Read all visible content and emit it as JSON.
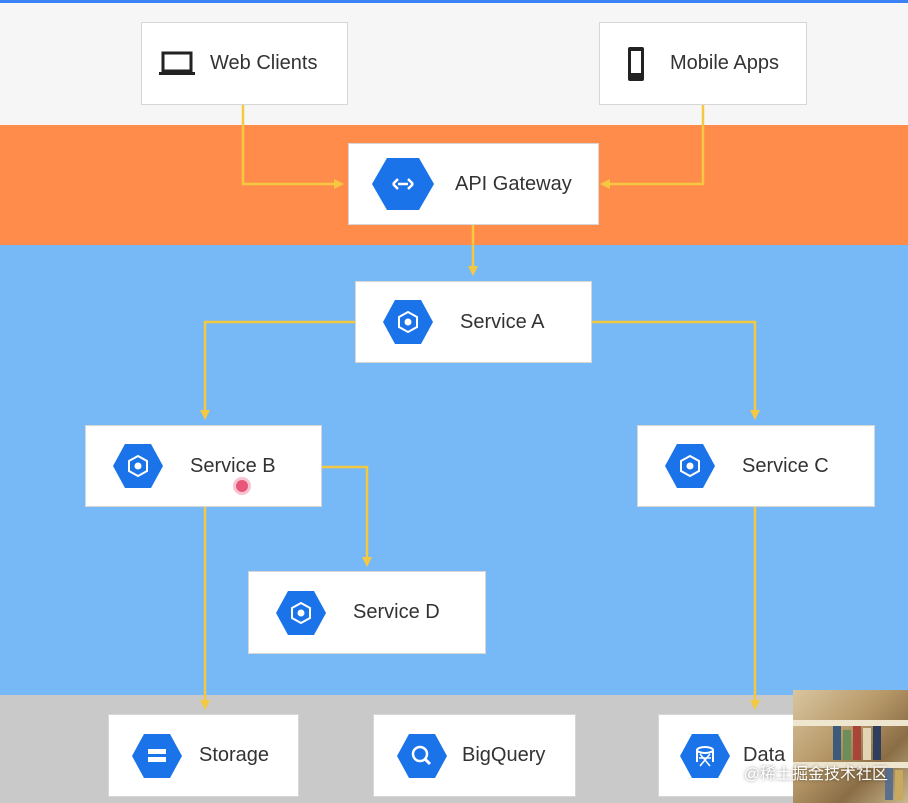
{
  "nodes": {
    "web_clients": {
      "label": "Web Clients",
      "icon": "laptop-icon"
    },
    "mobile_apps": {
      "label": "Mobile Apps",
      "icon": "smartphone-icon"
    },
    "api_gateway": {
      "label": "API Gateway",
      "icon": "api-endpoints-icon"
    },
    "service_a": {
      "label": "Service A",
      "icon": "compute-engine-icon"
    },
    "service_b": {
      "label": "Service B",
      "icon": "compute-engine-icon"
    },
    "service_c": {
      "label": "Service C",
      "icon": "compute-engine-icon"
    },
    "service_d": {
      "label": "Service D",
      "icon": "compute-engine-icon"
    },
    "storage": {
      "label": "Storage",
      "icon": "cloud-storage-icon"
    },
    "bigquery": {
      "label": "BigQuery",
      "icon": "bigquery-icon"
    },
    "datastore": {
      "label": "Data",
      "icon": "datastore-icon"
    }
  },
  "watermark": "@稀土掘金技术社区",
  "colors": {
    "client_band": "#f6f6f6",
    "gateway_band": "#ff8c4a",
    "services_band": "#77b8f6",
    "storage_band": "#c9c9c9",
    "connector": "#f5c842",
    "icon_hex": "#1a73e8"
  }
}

------

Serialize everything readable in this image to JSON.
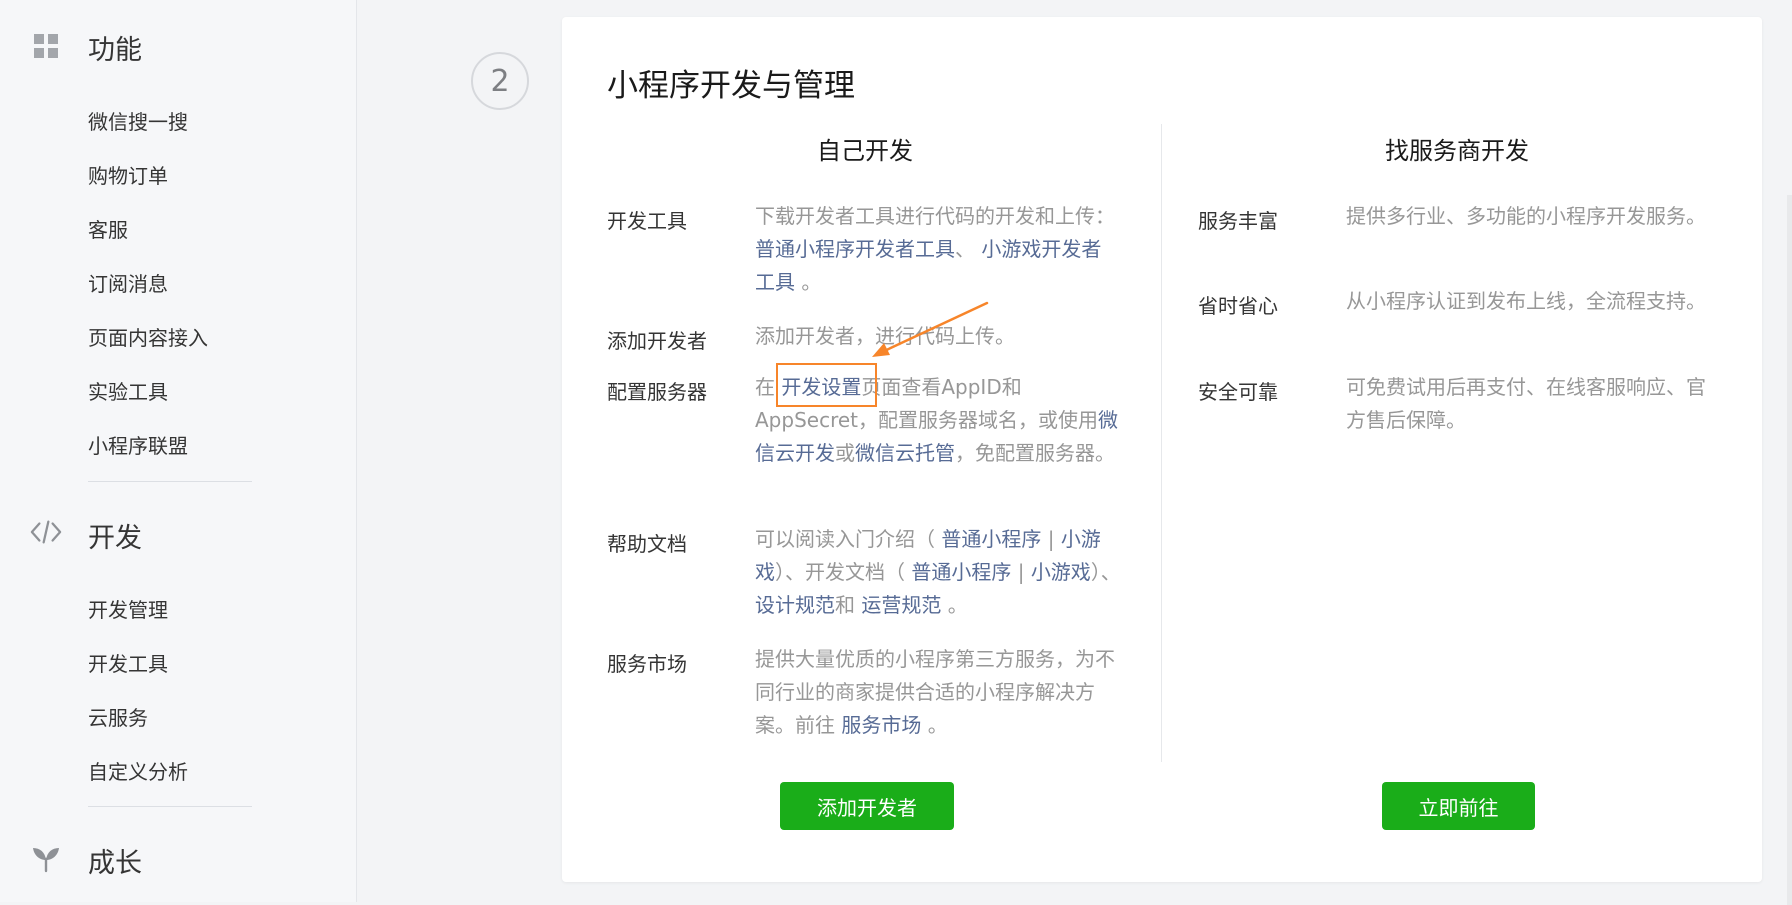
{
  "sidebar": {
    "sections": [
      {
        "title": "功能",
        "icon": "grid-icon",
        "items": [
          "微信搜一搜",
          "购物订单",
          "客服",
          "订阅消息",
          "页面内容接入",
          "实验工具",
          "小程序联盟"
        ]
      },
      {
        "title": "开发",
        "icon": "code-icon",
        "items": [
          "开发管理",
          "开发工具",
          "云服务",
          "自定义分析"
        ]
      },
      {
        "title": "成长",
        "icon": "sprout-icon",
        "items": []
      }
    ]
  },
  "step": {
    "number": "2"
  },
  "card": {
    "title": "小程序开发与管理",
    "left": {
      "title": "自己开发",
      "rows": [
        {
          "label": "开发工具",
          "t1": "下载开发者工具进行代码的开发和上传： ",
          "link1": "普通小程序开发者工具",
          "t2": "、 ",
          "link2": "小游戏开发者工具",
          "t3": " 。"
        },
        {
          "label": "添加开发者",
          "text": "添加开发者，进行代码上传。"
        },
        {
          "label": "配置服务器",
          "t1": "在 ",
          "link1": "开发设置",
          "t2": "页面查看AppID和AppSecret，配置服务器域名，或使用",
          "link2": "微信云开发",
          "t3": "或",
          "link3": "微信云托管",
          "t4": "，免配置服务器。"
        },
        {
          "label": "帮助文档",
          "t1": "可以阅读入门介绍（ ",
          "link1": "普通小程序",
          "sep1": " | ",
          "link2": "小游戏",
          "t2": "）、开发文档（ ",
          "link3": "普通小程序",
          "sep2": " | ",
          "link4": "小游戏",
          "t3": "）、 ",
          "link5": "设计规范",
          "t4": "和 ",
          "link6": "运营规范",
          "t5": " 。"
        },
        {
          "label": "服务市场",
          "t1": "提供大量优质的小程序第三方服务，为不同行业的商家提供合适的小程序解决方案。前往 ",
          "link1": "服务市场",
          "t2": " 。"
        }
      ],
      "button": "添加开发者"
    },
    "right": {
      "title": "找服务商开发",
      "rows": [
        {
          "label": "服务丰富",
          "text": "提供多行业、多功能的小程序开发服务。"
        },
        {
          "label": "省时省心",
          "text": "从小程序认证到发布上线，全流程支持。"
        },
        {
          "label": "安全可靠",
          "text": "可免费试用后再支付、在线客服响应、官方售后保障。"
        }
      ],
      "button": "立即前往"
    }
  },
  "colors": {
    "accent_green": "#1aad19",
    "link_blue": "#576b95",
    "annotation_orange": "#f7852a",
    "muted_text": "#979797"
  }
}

------

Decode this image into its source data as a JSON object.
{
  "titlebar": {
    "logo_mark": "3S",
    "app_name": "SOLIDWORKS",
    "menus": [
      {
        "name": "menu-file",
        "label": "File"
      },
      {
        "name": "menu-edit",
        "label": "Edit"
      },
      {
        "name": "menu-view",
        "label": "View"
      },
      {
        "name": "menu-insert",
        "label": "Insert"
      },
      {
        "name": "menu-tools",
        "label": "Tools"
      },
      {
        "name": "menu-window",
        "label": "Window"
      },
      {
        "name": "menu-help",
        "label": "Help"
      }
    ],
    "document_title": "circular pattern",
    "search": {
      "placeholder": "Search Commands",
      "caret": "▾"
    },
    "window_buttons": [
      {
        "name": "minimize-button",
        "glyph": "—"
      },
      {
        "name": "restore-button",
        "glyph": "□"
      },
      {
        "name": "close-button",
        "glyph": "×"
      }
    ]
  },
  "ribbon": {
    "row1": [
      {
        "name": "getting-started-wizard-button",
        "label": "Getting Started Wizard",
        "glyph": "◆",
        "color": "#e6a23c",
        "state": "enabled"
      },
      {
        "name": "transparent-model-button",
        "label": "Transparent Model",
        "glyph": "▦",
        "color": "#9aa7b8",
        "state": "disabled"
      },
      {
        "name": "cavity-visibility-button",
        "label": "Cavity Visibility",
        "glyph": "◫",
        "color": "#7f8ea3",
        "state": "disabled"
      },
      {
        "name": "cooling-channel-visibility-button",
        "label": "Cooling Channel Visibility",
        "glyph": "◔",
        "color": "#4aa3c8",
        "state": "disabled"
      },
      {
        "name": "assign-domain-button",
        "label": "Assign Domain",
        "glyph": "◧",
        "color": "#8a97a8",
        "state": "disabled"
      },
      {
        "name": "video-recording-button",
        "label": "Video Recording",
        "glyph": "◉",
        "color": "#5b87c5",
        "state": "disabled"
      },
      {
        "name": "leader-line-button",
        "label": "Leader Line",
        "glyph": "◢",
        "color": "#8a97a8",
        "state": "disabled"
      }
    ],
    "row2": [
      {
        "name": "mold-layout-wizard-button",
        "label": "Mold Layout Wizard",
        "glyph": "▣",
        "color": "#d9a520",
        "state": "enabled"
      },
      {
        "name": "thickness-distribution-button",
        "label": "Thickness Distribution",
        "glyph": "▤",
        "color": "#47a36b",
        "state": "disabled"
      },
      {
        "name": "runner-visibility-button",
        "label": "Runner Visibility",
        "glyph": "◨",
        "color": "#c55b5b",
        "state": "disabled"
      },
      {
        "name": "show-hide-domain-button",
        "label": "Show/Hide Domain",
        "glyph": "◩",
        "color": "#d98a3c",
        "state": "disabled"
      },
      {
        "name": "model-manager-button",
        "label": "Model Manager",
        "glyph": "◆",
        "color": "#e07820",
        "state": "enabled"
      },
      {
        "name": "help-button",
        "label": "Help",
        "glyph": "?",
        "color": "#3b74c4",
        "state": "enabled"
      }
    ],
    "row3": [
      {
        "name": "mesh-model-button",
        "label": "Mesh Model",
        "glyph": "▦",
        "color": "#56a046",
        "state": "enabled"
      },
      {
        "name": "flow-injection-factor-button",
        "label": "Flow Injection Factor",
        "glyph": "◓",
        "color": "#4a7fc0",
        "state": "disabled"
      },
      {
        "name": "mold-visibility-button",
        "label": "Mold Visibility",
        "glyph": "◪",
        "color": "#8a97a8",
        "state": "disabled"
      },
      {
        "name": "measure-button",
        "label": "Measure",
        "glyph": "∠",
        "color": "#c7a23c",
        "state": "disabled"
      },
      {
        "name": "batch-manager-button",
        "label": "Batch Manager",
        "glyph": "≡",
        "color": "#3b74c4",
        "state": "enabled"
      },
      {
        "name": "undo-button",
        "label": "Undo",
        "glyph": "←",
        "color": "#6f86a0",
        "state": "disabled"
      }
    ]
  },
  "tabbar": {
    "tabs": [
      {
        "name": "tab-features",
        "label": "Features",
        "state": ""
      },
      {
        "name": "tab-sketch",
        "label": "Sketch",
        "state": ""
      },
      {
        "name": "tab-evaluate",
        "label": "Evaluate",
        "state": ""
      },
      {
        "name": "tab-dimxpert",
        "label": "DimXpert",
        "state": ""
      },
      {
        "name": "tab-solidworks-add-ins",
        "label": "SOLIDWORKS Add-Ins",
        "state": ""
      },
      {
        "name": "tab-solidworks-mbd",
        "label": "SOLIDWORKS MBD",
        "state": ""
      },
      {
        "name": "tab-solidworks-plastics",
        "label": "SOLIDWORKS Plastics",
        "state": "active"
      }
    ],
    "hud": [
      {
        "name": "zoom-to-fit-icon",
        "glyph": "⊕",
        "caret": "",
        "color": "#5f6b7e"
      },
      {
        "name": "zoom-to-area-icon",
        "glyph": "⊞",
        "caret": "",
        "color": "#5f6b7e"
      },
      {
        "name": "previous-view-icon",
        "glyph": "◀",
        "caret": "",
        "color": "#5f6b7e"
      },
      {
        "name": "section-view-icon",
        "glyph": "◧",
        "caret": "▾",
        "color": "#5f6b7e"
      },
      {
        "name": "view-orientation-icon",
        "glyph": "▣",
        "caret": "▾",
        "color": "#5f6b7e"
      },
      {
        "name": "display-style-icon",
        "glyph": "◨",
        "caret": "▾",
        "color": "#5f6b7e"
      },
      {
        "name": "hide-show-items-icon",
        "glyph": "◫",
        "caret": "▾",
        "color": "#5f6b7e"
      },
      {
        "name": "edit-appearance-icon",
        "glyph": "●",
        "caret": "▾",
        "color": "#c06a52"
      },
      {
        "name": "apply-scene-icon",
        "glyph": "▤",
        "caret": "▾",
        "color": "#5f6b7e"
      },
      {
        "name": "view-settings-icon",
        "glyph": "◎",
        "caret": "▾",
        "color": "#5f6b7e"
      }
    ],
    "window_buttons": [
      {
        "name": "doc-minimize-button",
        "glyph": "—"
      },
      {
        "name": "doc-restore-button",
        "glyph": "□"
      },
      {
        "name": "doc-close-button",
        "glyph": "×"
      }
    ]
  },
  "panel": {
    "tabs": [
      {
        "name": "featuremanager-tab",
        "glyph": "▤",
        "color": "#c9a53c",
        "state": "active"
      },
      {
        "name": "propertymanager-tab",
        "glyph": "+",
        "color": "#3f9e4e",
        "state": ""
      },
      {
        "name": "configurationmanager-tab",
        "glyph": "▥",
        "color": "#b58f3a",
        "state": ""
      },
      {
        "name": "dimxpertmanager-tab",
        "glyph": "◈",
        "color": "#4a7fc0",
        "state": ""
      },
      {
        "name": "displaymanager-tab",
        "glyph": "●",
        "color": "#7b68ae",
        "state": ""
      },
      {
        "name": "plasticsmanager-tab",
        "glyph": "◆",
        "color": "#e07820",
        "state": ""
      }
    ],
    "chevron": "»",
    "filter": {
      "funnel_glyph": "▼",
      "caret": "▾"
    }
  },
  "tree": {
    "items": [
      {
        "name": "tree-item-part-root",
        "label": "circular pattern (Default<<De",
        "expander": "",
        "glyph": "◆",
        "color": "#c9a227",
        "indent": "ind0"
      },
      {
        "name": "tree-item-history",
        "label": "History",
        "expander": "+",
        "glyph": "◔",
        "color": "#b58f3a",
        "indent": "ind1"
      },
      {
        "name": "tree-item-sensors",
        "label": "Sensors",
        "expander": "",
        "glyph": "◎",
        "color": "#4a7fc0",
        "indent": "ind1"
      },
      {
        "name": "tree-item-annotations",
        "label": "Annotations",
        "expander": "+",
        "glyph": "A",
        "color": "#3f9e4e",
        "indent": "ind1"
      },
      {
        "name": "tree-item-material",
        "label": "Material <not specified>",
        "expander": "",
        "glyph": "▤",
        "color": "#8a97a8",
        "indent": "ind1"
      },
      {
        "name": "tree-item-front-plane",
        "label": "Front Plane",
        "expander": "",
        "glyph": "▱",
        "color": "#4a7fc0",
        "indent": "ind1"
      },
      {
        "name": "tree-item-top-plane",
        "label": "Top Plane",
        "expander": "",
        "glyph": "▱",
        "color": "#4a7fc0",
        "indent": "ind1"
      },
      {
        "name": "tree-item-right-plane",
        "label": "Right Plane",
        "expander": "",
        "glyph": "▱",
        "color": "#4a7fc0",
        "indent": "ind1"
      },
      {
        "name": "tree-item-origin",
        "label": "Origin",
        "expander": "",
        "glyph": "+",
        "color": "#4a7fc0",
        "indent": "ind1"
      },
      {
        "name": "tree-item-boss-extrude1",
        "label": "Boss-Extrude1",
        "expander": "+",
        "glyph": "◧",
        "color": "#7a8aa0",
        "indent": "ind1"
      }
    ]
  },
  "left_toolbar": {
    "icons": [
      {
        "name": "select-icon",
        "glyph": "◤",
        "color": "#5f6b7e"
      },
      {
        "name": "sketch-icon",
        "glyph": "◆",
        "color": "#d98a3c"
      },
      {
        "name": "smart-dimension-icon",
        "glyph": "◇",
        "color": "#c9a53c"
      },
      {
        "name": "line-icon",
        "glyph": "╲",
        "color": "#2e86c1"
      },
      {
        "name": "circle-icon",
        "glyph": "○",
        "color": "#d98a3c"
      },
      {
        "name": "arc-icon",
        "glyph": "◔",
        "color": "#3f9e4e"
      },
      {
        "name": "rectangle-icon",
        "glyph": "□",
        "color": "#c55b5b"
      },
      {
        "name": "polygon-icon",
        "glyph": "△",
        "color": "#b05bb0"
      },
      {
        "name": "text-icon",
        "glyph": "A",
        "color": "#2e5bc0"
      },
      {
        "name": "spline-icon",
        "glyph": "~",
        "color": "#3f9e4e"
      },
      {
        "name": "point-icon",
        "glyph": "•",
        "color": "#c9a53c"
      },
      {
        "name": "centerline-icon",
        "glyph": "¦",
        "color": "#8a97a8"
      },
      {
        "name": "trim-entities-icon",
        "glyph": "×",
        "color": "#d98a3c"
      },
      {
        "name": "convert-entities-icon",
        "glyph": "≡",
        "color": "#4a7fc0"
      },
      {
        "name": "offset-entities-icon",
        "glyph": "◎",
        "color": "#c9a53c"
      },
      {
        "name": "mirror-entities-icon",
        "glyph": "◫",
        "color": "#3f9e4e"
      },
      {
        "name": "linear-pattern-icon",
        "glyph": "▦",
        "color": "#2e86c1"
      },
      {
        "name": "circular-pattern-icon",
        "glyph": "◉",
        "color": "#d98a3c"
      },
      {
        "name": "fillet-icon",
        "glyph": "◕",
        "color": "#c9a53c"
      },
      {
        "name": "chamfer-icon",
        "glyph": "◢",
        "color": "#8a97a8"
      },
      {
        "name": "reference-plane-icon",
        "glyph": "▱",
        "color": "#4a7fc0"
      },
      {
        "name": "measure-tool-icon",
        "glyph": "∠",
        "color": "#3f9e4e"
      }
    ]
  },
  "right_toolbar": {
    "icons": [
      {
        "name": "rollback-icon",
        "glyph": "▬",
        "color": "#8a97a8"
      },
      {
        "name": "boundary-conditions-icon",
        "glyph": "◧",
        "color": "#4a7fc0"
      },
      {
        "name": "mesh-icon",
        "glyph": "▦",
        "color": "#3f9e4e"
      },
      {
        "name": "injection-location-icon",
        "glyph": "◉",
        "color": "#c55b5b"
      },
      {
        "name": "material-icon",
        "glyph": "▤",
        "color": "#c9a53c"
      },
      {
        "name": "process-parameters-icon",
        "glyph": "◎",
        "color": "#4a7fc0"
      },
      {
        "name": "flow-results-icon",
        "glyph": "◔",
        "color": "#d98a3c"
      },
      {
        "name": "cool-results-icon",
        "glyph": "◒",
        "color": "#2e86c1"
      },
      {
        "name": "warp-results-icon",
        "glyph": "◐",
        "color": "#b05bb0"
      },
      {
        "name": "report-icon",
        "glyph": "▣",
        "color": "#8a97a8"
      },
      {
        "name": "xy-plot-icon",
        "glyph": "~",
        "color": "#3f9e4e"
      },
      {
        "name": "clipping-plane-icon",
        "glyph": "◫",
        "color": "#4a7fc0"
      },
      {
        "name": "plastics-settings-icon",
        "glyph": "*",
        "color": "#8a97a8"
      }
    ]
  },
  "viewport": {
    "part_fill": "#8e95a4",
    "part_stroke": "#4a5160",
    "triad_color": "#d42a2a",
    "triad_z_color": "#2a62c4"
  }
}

------

Give only the number of lines in the entries that contain "settings".

**TASK OUTPUT:** 2